• **TASK TO COMPLETE**:
Below you will find a set of lines. Repeat them all exactly.

• **ENTRIES SHOWN**:
__________

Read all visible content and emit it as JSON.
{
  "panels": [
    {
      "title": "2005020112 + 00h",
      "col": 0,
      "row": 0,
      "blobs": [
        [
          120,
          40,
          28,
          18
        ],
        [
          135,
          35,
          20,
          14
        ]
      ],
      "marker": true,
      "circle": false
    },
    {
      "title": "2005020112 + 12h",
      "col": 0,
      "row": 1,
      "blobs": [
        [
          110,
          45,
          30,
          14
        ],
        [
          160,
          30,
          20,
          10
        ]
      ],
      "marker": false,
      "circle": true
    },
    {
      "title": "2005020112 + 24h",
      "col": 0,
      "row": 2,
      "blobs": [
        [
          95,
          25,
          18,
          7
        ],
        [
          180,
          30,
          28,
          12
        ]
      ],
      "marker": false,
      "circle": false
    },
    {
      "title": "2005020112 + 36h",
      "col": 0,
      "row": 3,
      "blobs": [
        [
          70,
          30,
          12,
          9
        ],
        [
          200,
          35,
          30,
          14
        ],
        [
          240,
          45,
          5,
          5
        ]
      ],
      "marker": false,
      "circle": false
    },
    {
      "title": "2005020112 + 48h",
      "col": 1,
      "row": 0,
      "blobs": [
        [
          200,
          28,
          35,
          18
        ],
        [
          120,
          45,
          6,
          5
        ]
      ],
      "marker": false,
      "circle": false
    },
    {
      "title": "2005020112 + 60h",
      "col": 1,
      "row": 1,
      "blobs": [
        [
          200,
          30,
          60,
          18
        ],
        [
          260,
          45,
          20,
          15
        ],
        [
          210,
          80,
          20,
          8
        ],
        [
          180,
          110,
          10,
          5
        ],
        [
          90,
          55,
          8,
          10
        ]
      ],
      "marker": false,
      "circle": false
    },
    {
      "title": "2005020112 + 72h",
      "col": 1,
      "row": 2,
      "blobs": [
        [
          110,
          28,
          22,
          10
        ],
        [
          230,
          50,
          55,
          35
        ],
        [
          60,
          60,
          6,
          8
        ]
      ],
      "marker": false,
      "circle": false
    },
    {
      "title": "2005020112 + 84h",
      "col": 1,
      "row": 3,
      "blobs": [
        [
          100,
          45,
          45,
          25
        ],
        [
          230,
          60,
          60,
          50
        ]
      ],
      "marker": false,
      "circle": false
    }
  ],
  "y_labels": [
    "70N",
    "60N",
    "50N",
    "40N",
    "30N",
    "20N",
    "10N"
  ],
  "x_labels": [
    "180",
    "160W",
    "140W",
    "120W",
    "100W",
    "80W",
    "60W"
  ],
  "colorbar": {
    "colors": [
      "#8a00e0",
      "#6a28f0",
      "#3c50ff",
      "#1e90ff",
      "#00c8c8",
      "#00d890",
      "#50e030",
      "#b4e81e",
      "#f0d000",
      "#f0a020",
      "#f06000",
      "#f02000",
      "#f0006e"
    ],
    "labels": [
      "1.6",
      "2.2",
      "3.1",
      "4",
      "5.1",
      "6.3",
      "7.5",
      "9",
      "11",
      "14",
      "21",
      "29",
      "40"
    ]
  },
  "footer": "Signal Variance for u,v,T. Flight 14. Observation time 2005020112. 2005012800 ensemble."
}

__________

• **OUTPUT BELOW**:
Read all visible content and emit it as JSON.
{
  "panels": [
    {
      "title": "2005020112 + 00h",
      "col": 0,
      "row": 0,
      "blobs": [
        [
          120,
          40,
          28,
          18
        ],
        [
          135,
          35,
          20,
          14
        ]
      ],
      "marker": true,
      "circle": false
    },
    {
      "title": "2005020112 + 12h",
      "col": 0,
      "row": 1,
      "blobs": [
        [
          110,
          45,
          30,
          14
        ],
        [
          160,
          30,
          20,
          10
        ]
      ],
      "marker": false,
      "circle": true
    },
    {
      "title": "2005020112 + 24h",
      "col": 0,
      "row": 2,
      "blobs": [
        [
          95,
          25,
          18,
          7
        ],
        [
          180,
          30,
          28,
          12
        ]
      ],
      "marker": false,
      "circle": false
    },
    {
      "title": "2005020112 + 36h",
      "col": 0,
      "row": 3,
      "blobs": [
        [
          70,
          30,
          12,
          9
        ],
        [
          200,
          35,
          30,
          14
        ],
        [
          240,
          45,
          5,
          5
        ]
      ],
      "marker": false,
      "circle": false
    },
    {
      "title": "2005020112 + 48h",
      "col": 1,
      "row": 0,
      "blobs": [
        [
          200,
          28,
          35,
          18
        ],
        [
          120,
          45,
          6,
          5
        ]
      ],
      "marker": false,
      "circle": false
    },
    {
      "title": "2005020112 + 60h",
      "col": 1,
      "row": 1,
      "blobs": [
        [
          200,
          30,
          60,
          18
        ],
        [
          260,
          45,
          20,
          15
        ],
        [
          210,
          80,
          20,
          8
        ],
        [
          180,
          110,
          10,
          5
        ],
        [
          90,
          55,
          8,
          10
        ]
      ],
      "marker": false,
      "circle": false
    },
    {
      "title": "2005020112 + 72h",
      "col": 1,
      "row": 2,
      "blobs": [
        [
          110,
          28,
          22,
          10
        ],
        [
          230,
          50,
          55,
          35
        ],
        [
          60,
          60,
          6,
          8
        ]
      ],
      "marker": false,
      "circle": false
    },
    {
      "title": "2005020112 + 84h",
      "col": 1,
      "row": 3,
      "blobs": [
        [
          100,
          45,
          45,
          25
        ],
        [
          230,
          60,
          60,
          50
        ]
      ],
      "marker": false,
      "circle": false
    }
  ],
  "y_labels": [
    "70N",
    "60N",
    "50N",
    "40N",
    "30N",
    "20N",
    "10N"
  ],
  "x_labels": [
    "180",
    "160W",
    "140W",
    "120W",
    "100W",
    "80W",
    "60W"
  ],
  "colorbar": {
    "colors": [
      "#8a00e0",
      "#6a28f0",
      "#3c50ff",
      "#1e90ff",
      "#00c8c8",
      "#00d890",
      "#50e030",
      "#b4e81e",
      "#f0d000",
      "#f0a020",
      "#f06000",
      "#f02000",
      "#f0006e"
    ],
    "labels": [
      "1.6",
      "2.2",
      "3.1",
      "4",
      "5.1",
      "6.3",
      "7.5",
      "9",
      "11",
      "14",
      "21",
      "29",
      "40"
    ]
  },
  "footer": "Signal Variance for u,v,T. Flight 14. Observation time 2005020112. 2005012800 ensemble."
}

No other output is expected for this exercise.